#### Available data

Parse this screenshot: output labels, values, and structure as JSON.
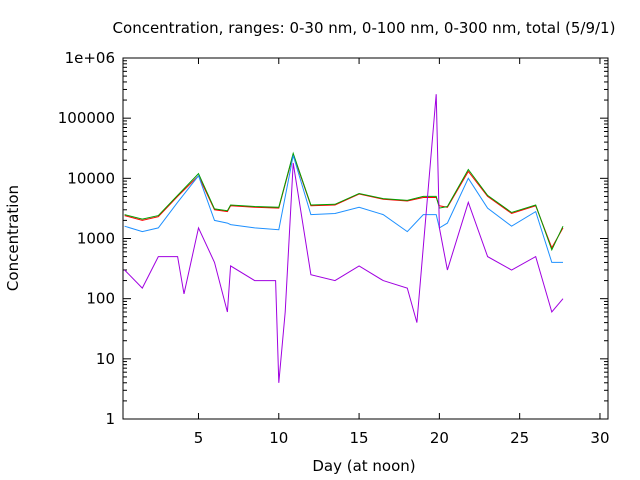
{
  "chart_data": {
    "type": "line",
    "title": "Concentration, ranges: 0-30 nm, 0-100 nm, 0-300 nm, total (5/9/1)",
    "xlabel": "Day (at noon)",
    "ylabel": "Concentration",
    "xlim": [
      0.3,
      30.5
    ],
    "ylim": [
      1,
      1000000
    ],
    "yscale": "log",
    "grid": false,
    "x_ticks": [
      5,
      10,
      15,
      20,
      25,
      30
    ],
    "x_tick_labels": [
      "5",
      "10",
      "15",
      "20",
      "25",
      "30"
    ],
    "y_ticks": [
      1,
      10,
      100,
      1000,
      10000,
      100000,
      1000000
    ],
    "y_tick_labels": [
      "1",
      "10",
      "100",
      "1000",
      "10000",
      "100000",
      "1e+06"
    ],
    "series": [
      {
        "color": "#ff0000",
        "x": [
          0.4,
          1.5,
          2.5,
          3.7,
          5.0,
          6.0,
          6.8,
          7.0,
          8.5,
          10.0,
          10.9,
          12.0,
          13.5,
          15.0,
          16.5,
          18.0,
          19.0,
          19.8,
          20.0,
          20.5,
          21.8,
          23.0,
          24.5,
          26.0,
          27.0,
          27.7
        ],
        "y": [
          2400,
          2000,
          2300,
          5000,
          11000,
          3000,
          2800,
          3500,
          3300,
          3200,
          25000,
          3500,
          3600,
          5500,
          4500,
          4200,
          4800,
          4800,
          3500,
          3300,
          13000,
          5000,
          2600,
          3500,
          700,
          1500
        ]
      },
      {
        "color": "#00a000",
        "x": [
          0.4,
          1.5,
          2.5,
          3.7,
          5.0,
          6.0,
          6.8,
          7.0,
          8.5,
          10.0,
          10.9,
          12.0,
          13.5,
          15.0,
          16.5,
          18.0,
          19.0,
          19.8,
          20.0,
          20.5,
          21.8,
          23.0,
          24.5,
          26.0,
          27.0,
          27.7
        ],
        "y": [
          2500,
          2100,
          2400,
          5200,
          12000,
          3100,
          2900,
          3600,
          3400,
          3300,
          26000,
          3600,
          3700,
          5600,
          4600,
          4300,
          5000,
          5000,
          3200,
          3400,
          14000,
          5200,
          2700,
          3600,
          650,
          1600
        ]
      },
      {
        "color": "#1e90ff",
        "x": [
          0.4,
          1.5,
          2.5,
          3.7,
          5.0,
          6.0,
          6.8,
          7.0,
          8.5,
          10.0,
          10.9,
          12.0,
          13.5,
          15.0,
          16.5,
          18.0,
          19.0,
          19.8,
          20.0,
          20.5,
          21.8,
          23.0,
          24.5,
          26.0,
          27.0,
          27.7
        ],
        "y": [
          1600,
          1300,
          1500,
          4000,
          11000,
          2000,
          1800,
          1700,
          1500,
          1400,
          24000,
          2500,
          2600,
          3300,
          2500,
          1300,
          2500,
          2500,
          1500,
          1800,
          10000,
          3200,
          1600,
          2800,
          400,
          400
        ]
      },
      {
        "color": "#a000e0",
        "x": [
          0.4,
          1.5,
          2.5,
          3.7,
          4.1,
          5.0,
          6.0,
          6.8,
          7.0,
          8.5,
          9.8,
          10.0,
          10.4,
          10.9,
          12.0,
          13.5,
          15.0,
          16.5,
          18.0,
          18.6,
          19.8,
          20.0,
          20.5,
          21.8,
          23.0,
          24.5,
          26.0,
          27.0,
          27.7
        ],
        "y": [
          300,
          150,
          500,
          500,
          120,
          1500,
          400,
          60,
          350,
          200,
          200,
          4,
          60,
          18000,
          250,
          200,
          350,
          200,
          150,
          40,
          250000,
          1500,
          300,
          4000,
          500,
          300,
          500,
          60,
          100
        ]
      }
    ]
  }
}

########
#### Available data

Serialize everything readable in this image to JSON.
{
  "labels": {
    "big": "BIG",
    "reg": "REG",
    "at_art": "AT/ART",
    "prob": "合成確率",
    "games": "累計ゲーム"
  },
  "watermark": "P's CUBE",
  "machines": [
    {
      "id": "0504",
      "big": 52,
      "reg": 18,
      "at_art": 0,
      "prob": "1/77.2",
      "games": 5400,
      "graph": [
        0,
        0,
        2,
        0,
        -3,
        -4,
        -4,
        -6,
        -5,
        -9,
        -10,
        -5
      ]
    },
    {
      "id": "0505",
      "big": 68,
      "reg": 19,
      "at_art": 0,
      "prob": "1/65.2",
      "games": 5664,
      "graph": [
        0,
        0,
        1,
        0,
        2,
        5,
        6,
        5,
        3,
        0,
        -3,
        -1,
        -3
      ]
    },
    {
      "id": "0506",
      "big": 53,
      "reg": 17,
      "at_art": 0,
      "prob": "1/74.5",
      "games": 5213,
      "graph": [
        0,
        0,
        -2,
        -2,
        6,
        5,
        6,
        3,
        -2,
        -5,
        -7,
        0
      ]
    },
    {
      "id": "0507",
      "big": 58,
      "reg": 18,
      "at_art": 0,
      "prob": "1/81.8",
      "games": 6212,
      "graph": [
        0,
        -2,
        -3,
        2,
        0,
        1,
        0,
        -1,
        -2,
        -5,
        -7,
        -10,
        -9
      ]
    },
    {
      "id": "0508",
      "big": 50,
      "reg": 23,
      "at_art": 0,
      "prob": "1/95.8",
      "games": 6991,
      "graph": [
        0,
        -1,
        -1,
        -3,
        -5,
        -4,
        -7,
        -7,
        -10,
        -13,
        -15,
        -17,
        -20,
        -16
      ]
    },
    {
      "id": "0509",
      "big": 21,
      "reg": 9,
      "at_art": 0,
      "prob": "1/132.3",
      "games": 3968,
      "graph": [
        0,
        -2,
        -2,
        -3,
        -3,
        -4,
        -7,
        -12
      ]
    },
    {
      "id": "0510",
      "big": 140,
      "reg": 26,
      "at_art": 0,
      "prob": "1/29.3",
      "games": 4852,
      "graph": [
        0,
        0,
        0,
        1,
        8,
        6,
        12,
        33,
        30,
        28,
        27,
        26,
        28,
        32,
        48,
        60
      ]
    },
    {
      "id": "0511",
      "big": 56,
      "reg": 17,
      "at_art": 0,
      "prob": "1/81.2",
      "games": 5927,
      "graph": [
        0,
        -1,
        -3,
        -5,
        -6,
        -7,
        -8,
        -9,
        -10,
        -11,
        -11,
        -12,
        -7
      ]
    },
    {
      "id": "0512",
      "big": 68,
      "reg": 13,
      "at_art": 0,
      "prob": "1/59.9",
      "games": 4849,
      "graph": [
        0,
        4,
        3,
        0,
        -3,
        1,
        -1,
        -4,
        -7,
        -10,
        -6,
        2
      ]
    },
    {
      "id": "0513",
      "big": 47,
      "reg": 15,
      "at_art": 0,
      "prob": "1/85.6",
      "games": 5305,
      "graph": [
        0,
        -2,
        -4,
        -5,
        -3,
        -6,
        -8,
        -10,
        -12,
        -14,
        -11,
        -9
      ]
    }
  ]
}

########

- [The exercise]
In the listing above, find the lines holding the word "games" and copy them.

- [Output of the task]
    "games": "累計ゲーム"
      "games": 5400,
      "games": 5664,
      "games": 5213,
      "games": 6212,
      "games": 6991,
      "games": 3968,
      "games": 4852,
      "games": 5927,
      "games": 4849,
      "games": 5305,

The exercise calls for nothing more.